Exercise task: Report only the number of lines in the records that contain the word "endothermic".

Listing:
»»

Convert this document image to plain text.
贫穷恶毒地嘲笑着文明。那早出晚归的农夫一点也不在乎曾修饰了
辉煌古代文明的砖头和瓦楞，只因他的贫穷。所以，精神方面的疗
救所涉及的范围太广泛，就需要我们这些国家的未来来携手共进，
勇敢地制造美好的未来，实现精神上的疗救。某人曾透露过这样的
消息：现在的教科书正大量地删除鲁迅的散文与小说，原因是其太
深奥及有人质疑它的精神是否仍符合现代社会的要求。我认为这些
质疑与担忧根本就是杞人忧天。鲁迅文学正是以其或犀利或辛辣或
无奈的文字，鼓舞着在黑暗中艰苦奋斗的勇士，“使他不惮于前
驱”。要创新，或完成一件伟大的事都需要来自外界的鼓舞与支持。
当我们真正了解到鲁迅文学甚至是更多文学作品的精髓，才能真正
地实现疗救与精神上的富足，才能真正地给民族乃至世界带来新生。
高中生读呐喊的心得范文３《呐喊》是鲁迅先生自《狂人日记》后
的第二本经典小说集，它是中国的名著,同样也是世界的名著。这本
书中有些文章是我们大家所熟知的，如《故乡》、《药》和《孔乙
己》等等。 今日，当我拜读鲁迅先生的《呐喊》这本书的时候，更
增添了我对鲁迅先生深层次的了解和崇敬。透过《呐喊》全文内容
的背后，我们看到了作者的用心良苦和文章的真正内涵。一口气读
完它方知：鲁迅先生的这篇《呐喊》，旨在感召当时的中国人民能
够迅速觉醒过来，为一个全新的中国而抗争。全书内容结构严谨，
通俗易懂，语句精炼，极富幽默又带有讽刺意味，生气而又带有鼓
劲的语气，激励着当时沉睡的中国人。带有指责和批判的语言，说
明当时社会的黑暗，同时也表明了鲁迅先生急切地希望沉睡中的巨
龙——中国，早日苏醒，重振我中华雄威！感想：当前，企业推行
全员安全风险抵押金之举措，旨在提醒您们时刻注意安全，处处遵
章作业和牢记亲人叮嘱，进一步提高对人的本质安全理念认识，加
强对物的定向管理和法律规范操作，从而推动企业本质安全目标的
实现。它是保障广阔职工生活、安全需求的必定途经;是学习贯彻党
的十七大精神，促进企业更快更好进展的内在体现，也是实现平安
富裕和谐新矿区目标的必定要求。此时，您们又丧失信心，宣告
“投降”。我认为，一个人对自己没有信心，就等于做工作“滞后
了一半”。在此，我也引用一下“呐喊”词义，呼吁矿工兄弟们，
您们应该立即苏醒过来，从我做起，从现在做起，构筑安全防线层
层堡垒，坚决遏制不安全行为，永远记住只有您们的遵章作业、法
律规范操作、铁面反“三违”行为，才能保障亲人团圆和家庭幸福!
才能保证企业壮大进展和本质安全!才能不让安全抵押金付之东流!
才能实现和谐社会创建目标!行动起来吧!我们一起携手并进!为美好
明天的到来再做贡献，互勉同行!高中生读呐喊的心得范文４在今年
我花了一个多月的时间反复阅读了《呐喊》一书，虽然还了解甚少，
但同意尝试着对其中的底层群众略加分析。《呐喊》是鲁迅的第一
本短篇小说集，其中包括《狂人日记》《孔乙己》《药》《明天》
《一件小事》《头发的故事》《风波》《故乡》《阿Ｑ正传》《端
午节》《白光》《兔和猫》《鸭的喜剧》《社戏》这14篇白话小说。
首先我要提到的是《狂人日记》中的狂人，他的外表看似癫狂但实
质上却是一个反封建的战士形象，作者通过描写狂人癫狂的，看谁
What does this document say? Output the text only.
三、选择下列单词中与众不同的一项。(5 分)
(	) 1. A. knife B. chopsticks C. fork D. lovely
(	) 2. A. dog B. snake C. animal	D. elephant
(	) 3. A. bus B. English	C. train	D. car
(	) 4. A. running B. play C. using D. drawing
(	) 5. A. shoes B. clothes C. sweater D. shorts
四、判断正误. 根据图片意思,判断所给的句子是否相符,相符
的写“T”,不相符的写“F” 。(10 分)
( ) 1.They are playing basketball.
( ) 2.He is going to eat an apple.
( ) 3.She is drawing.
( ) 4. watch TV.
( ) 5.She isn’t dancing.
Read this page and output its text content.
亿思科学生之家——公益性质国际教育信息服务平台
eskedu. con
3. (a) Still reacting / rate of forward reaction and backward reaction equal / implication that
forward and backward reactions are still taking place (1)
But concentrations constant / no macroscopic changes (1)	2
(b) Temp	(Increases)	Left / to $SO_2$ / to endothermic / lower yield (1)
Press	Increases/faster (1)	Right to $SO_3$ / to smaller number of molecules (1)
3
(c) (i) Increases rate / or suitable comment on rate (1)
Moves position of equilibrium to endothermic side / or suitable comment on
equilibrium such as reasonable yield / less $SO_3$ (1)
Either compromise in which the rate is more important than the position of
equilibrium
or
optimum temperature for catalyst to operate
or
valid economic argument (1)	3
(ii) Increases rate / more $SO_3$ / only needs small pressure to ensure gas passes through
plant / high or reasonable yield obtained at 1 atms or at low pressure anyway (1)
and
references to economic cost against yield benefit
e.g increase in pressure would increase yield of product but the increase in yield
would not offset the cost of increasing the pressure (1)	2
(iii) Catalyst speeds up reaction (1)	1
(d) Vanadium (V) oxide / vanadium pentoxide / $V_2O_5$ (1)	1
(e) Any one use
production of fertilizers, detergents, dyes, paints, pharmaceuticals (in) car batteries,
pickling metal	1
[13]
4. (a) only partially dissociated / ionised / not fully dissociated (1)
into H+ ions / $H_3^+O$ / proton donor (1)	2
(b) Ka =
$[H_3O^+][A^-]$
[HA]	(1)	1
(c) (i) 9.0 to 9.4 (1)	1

««

Output of the exercise: 2